> _Consigne A_:
Selon le texte sur la politique des quatre piliers, pourquoi la situation des partisans de la loi est-elle d'autant plus délicate ? Répondez en une à trois phrases.
> _Consigne B_:
Répondez brièvement à ces questions sur le texte consacré à la politique des quatre piliers :
(i) Dans quel climat les chances de succès de l'initiative semblent-elles assez minces ?
(ii) Que proposait le gouvernement à propos de la vente de cannabis ?
(iii) À quelle majorité les députés ont-ils accepté de consacrer cette politique dans la loi ?
> _Consigne C_:
Poursuivez le texte sur la politique des quatre piliers à la suite de sa dernière phrase.

Minces chances de succès

En clair: l’initiative, dont les
chances de succès semblent assez minces dans le climat de
retour à l’autorité qui prévaut actuellement,
pourrait emporter la loi avec elle. Alors qu’en elle- même,
cette dernière semble apte à recueillir une majorité.
C’est bien ce qui fait peur dans le camp des partisans de cette
dernière.

Leur situation est d’autant plus
délicate qu’ils sont nombreux à être favorables
aux deux projets, qui coexistaient d’ailleurs, à l’origine,
dans un seul texte élaboré par le Conseil fédéral.

Le gouvernement proposait à la
fois d’ancrer la politique des quatre piliers dans la loi, de
dépénaliser la consommation et, à certaines
conditions restrictives, la vente de cannabis.

Acquis reconnus

Cette seconde proposition a fait peur
aux députés, qui l’ont écartée. Mais ils
ont fini par accepter, à une très confortable majorité,
de consacrer dans la loi une politique dont les acquis sont reconnus
par la plupart d’entre eux.

> _Lignes fournies_:
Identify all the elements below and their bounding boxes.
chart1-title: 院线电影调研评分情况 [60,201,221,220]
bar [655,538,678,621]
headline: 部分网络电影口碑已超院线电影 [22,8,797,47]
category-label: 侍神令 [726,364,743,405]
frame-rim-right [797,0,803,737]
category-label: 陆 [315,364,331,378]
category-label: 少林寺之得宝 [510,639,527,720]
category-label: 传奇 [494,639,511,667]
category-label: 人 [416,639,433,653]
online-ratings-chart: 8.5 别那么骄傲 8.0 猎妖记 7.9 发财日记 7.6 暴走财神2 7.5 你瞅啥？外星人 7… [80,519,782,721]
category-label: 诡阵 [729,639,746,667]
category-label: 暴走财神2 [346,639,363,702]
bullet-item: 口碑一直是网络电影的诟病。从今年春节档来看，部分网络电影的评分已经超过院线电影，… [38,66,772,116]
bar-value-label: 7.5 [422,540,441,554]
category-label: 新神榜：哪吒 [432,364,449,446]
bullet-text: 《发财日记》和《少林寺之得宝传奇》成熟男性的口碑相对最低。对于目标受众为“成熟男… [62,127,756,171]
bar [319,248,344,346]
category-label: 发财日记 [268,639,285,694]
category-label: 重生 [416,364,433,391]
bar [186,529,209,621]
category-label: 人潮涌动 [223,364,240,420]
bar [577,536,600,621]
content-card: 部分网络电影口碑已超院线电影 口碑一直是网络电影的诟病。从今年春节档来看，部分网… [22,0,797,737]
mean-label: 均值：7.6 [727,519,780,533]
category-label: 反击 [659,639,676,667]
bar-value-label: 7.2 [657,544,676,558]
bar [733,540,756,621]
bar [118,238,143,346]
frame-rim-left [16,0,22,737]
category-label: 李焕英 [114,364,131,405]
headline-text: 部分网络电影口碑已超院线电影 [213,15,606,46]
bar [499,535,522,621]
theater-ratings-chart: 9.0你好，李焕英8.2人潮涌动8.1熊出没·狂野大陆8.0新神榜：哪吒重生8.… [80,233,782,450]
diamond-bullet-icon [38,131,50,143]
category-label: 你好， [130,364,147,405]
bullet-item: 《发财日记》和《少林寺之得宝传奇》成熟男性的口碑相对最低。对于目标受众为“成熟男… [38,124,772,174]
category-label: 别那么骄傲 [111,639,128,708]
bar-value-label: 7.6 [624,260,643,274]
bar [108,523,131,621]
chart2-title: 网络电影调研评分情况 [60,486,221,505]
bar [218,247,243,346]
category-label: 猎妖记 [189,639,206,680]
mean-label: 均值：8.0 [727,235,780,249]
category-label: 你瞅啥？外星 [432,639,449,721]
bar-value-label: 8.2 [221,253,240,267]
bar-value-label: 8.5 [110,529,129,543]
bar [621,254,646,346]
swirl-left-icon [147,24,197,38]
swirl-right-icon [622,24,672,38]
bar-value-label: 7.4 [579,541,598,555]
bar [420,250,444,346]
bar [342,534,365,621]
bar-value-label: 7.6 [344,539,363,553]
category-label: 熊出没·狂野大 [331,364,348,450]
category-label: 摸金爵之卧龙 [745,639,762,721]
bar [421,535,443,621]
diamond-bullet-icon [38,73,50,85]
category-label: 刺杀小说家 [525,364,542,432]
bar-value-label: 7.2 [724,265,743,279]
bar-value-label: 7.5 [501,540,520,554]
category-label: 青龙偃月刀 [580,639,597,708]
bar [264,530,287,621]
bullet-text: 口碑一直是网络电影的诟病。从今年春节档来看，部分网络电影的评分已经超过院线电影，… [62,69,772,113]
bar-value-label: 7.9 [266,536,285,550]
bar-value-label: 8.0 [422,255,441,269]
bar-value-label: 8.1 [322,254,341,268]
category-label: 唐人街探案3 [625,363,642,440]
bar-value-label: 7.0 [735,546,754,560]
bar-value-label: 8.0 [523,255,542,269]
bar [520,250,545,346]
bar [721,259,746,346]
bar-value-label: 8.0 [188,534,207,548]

> _Réponse A_:
Beaucoup d'entre eux sont favorables aux deux projets. À l'origine, ceux-ci coexistaient dans un seul texte élaboré par le Conseil fédéral.

> _Réponse B_:
(i) Dans le climat de retour à l'autorité qui prévaut actuellement.
(ii) De la dépénaliser à certaines conditions restrictives.
(iii) À une très confortable majorité.

> _Réponse C_:
Ces acquis convainquent également
sur le terrain, où une très large coalition de
médecins, d’enseignants, de policiers et de spécialistes
des dépendances s’est formée pour défendre la
loi. Les intervenants en toxicomanie, qui en constituent le fer de
lance, sont aussi favorables à la dépénalisation
du cannabis. Mais ils mettent une sourdine à cet aspect de
leurs revendications pour ne pas mettre en danger un texte qu’ils
considèrent indispensable pour leur travail.

C’est également la ligne
qu’entend suivre Felix Gutzwiller (PRD/ZH). Le directeur de
l’Institut zurichois de médecine sociale et préventive
s’engagera pour la loi mais gardera ses distances avec l’initiative.

Les électeurs comprendront

A gauche, on s’apprête à
défendre les deux textes, même si l’on est conscient du

danger que l’initiative fait peser sur la loi. «Il faudra bien
expliquer la différence entre une loi qui ne change pas la
réalité pratique mais la consacre et une initiative qui
vise à remédier à certains aspects de cette
réalité. Mais je fais confiance à l’intelligence
des électeurs», résume Liliane Maury Pasquier
(PS/GE).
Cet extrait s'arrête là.